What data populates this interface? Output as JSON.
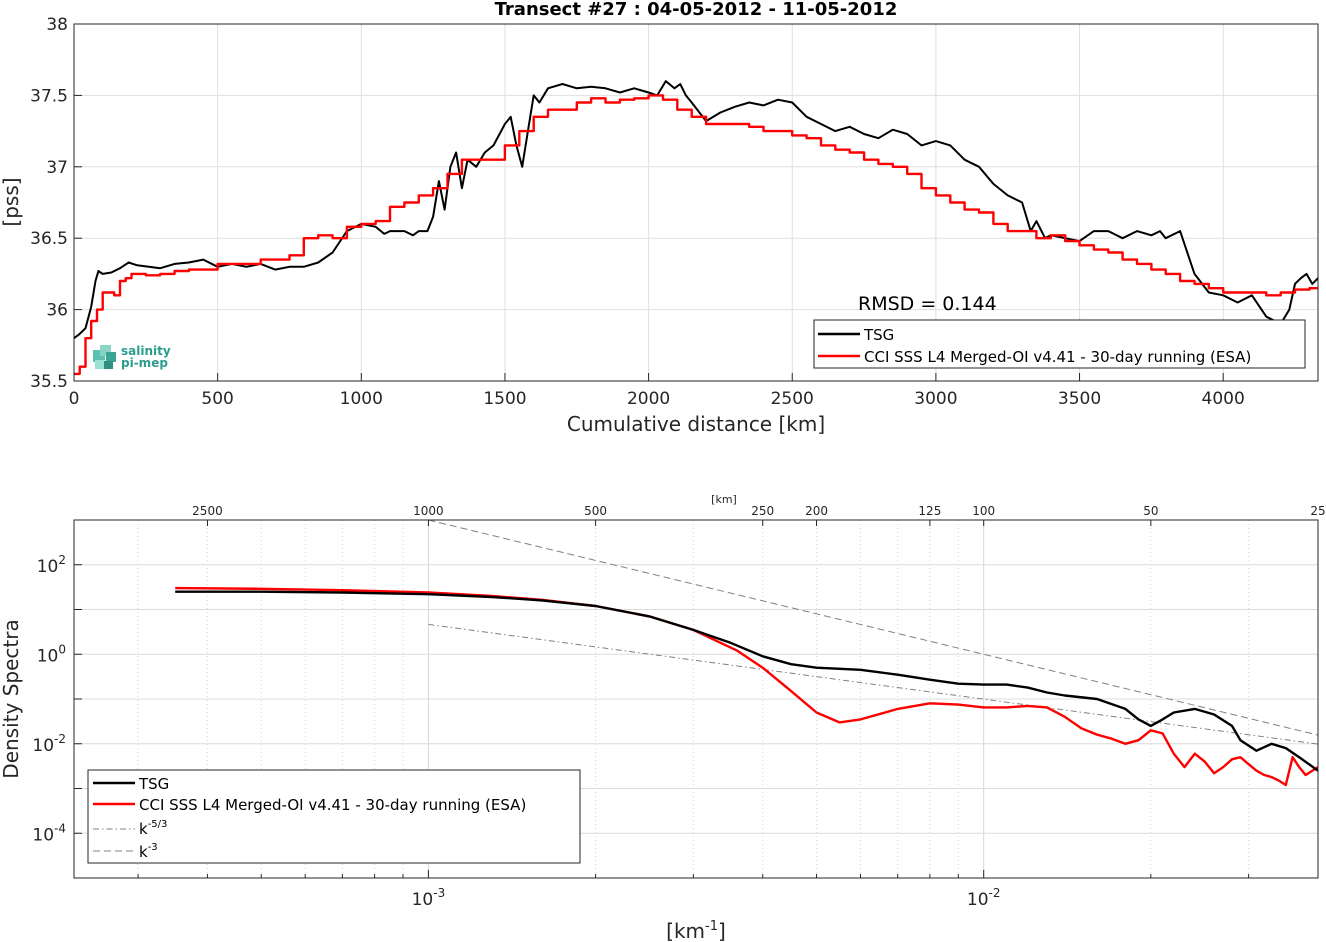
{
  "chart_data": [
    {
      "type": "line",
      "title": "Transect #27 : 04-05-2012 - 11-05-2012",
      "xlabel": "Cumulative distance [km]",
      "ylabel": "[pss]",
      "xlim": [
        0,
        4330
      ],
      "ylim": [
        35.5,
        38
      ],
      "grid": true,
      "xticks": [
        "0",
        "500",
        "1000",
        "1500",
        "2000",
        "2500",
        "3000",
        "3500",
        "4000"
      ],
      "yticks": [
        "35.5",
        "36",
        "36.5",
        "37",
        "37.5",
        "38"
      ],
      "annotation": "RMSD = 0.144",
      "logo": [
        "salinity",
        "pi-mep"
      ],
      "legend_position": "bottom-right",
      "series": [
        {
          "name": "TSG",
          "color": "#000000",
          "x": [
            0,
            20,
            40,
            60,
            75,
            85,
            100,
            130,
            160,
            190,
            220,
            260,
            300,
            350,
            400,
            450,
            500,
            550,
            600,
            650,
            700,
            750,
            800,
            850,
            900,
            950,
            1000,
            1050,
            1080,
            1100,
            1150,
            1180,
            1200,
            1230,
            1250,
            1270,
            1290,
            1310,
            1330,
            1350,
            1370,
            1400,
            1430,
            1460,
            1500,
            1520,
            1540,
            1560,
            1580,
            1600,
            1620,
            1650,
            1700,
            1750,
            1800,
            1850,
            1900,
            1950,
            2000,
            2030,
            2060,
            2090,
            2110,
            2130,
            2150,
            2200,
            2250,
            2300,
            2350,
            2400,
            2450,
            2500,
            2550,
            2600,
            2650,
            2700,
            2750,
            2800,
            2850,
            2900,
            2950,
            3000,
            3050,
            3100,
            3150,
            3200,
            3250,
            3300,
            3330,
            3350,
            3380,
            3400,
            3450,
            3500,
            3550,
            3600,
            3650,
            3700,
            3750,
            3780,
            3800,
            3850,
            3900,
            3950,
            4000,
            4050,
            4100,
            4150,
            4200,
            4230,
            4250,
            4270,
            4290,
            4310,
            4330
          ],
          "y": [
            35.8,
            35.83,
            35.87,
            36.02,
            36.2,
            36.27,
            36.25,
            36.26,
            36.29,
            36.33,
            36.31,
            36.3,
            36.29,
            36.32,
            36.33,
            36.35,
            36.3,
            36.32,
            36.3,
            36.32,
            36.28,
            36.3,
            36.3,
            36.33,
            36.4,
            36.55,
            36.6,
            36.58,
            36.53,
            36.55,
            36.55,
            36.52,
            36.55,
            36.55,
            36.65,
            36.9,
            36.7,
            37.0,
            37.1,
            36.85,
            37.05,
            37.0,
            37.1,
            37.15,
            37.3,
            37.35,
            37.15,
            37.0,
            37.25,
            37.5,
            37.45,
            37.55,
            37.58,
            37.55,
            37.56,
            37.55,
            37.52,
            37.55,
            37.52,
            37.5,
            37.6,
            37.55,
            37.58,
            37.5,
            37.45,
            37.32,
            37.38,
            37.42,
            37.45,
            37.43,
            37.47,
            37.45,
            37.35,
            37.3,
            37.25,
            37.28,
            37.23,
            37.2,
            37.26,
            37.23,
            37.15,
            37.18,
            37.15,
            37.05,
            37.0,
            36.88,
            36.8,
            36.75,
            36.55,
            36.62,
            36.5,
            36.52,
            36.5,
            36.48,
            36.55,
            36.55,
            36.5,
            36.55,
            36.52,
            36.55,
            36.5,
            36.55,
            36.25,
            36.12,
            36.1,
            36.05,
            36.1,
            35.95,
            35.9,
            36.0,
            36.18,
            36.22,
            36.25,
            36.18,
            36.22
          ]
        },
        {
          "name": "CCI SSS L4 Merged-OI v4.41 - 30-day running (ESA)",
          "color": "#ff0000",
          "x": [
            0,
            20,
            40,
            60,
            80,
            100,
            120,
            140,
            160,
            180,
            200,
            250,
            300,
            350,
            400,
            450,
            500,
            550,
            600,
            650,
            700,
            750,
            800,
            850,
            900,
            950,
            1000,
            1050,
            1100,
            1150,
            1200,
            1250,
            1300,
            1350,
            1400,
            1450,
            1500,
            1550,
            1600,
            1650,
            1700,
            1750,
            1800,
            1850,
            1900,
            1950,
            2000,
            2050,
            2100,
            2150,
            2200,
            2250,
            2300,
            2350,
            2400,
            2450,
            2500,
            2550,
            2600,
            2650,
            2700,
            2750,
            2800,
            2850,
            2900,
            2950,
            3000,
            3050,
            3100,
            3150,
            3200,
            3250,
            3300,
            3350,
            3400,
            3450,
            3500,
            3550,
            3600,
            3650,
            3700,
            3750,
            3800,
            3850,
            3900,
            3950,
            4000,
            4050,
            4100,
            4150,
            4200,
            4250,
            4300,
            4330
          ],
          "y": [
            35.55,
            35.6,
            35.8,
            35.92,
            36.0,
            36.12,
            36.12,
            36.1,
            36.2,
            36.22,
            36.25,
            36.24,
            36.25,
            36.27,
            36.28,
            36.28,
            36.32,
            36.32,
            36.32,
            36.35,
            36.35,
            36.38,
            36.5,
            36.52,
            36.5,
            36.58,
            36.6,
            36.62,
            36.72,
            36.75,
            36.8,
            36.85,
            36.95,
            37.05,
            37.05,
            37.05,
            37.15,
            37.25,
            37.35,
            37.4,
            37.4,
            37.45,
            37.48,
            37.45,
            37.47,
            37.48,
            37.5,
            37.47,
            37.4,
            37.35,
            37.3,
            37.3,
            37.3,
            37.28,
            37.25,
            37.25,
            37.22,
            37.2,
            37.15,
            37.12,
            37.1,
            37.05,
            37.02,
            37.0,
            36.95,
            36.85,
            36.8,
            36.75,
            36.7,
            36.68,
            36.6,
            36.55,
            36.55,
            36.5,
            36.52,
            36.48,
            36.45,
            36.42,
            36.4,
            36.35,
            36.32,
            36.28,
            36.25,
            36.2,
            36.18,
            36.15,
            36.12,
            36.12,
            36.12,
            36.1,
            36.12,
            36.14,
            36.15,
            36.15
          ]
        }
      ]
    },
    {
      "type": "line",
      "title": "",
      "xlabel": "[km",
      "xlabel_sup": "-1",
      "xlabel_tail": "]",
      "ylabel": "Density Spectra",
      "top_axis_label": "[km]",
      "top_ticks": [
        "2500",
        "1000",
        "500",
        "250",
        "200",
        "125",
        "100",
        "50",
        "25"
      ],
      "top_tick_values_km": [
        2500,
        1000,
        500,
        250,
        200,
        125,
        100,
        50,
        25
      ],
      "x_scale": "log",
      "y_scale": "log",
      "xlim": [
        0.00023,
        0.04
      ],
      "ylim": [
        1e-05,
        1000
      ],
      "xticks": [
        0.001,
        0.01
      ],
      "xtick_labels": [
        [
          "10",
          "-3"
        ],
        [
          "10",
          "-2"
        ]
      ],
      "yticks": [
        0.0001,
        0.01,
        1,
        100
      ],
      "ytick_labels": [
        [
          "10",
          "-4"
        ],
        [
          "10",
          "-2"
        ],
        [
          "10",
          "0"
        ],
        [
          "10",
          "2"
        ]
      ],
      "grid": true,
      "legend_position": "bottom-left",
      "series": [
        {
          "name": "TSG",
          "color": "#000000",
          "x": [
            0.00035,
            0.0005,
            0.0007,
            0.001,
            0.0013,
            0.0016,
            0.002,
            0.0025,
            0.003,
            0.0035,
            0.004,
            0.0045,
            0.005,
            0.006,
            0.007,
            0.008,
            0.009,
            0.01,
            0.011,
            0.012,
            0.013,
            0.014,
            0.016,
            0.018,
            0.019,
            0.02,
            0.021,
            0.022,
            0.024,
            0.026,
            0.028,
            0.029,
            0.031,
            0.033,
            0.035,
            0.037,
            0.04
          ],
          "y": [
            25,
            25,
            24,
            22,
            19,
            16,
            12,
            7,
            3.5,
            1.8,
            0.9,
            0.6,
            0.5,
            0.45,
            0.35,
            0.27,
            0.22,
            0.21,
            0.21,
            0.18,
            0.14,
            0.12,
            0.1,
            0.06,
            0.035,
            0.025,
            0.035,
            0.05,
            0.06,
            0.045,
            0.025,
            0.012,
            0.007,
            0.01,
            0.008,
            0.005,
            0.0025
          ]
        },
        {
          "name": "CCI SSS L4 Merged-OI v4.41 - 30-day running (ESA)",
          "color": "#ff0000",
          "x": [
            0.00035,
            0.0005,
            0.0007,
            0.001,
            0.0013,
            0.0016,
            0.002,
            0.0025,
            0.003,
            0.0033,
            0.0036,
            0.004,
            0.0045,
            0.005,
            0.0055,
            0.006,
            0.007,
            0.008,
            0.009,
            0.01,
            0.011,
            0.012,
            0.013,
            0.014,
            0.015,
            0.016,
            0.017,
            0.018,
            0.019,
            0.02,
            0.021,
            0.022,
            0.023,
            0.024,
            0.025,
            0.026,
            0.027,
            0.028,
            0.029,
            0.03,
            0.031,
            0.032,
            0.033,
            0.034,
            0.035,
            0.036,
            0.037,
            0.038,
            0.04
          ],
          "y": [
            30,
            29,
            27,
            24,
            20,
            16.5,
            12,
            7,
            3.5,
            2.0,
            1.2,
            0.5,
            0.15,
            0.05,
            0.03,
            0.035,
            0.06,
            0.08,
            0.075,
            0.065,
            0.065,
            0.07,
            0.065,
            0.04,
            0.022,
            0.016,
            0.013,
            0.01,
            0.012,
            0.02,
            0.017,
            0.006,
            0.003,
            0.006,
            0.004,
            0.0022,
            0.003,
            0.0045,
            0.005,
            0.0035,
            0.0025,
            0.002,
            0.0018,
            0.0015,
            0.0012,
            0.005,
            0.003,
            0.002,
            0.003
          ]
        },
        {
          "name": "k",
          "name_sup": "-5/3",
          "color": "#808080",
          "dash": "dashdot",
          "x": [
            0.001,
            0.04
          ],
          "y": [
            4.64,
            0.0098
          ]
        },
        {
          "name": "k",
          "name_sup": "-3",
          "color": "#808080",
          "dash": "dash",
          "x": [
            0.001,
            0.04
          ],
          "y": [
            1000,
            0.0156
          ]
        }
      ]
    }
  ]
}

* * * * * * *

--- What you need to do ---
From the entries above, return each line with the word "bottom" in it.

--- Answer to the problem ---
      "legend_position": "bottom-right",
      "legend_position": "bottom-left",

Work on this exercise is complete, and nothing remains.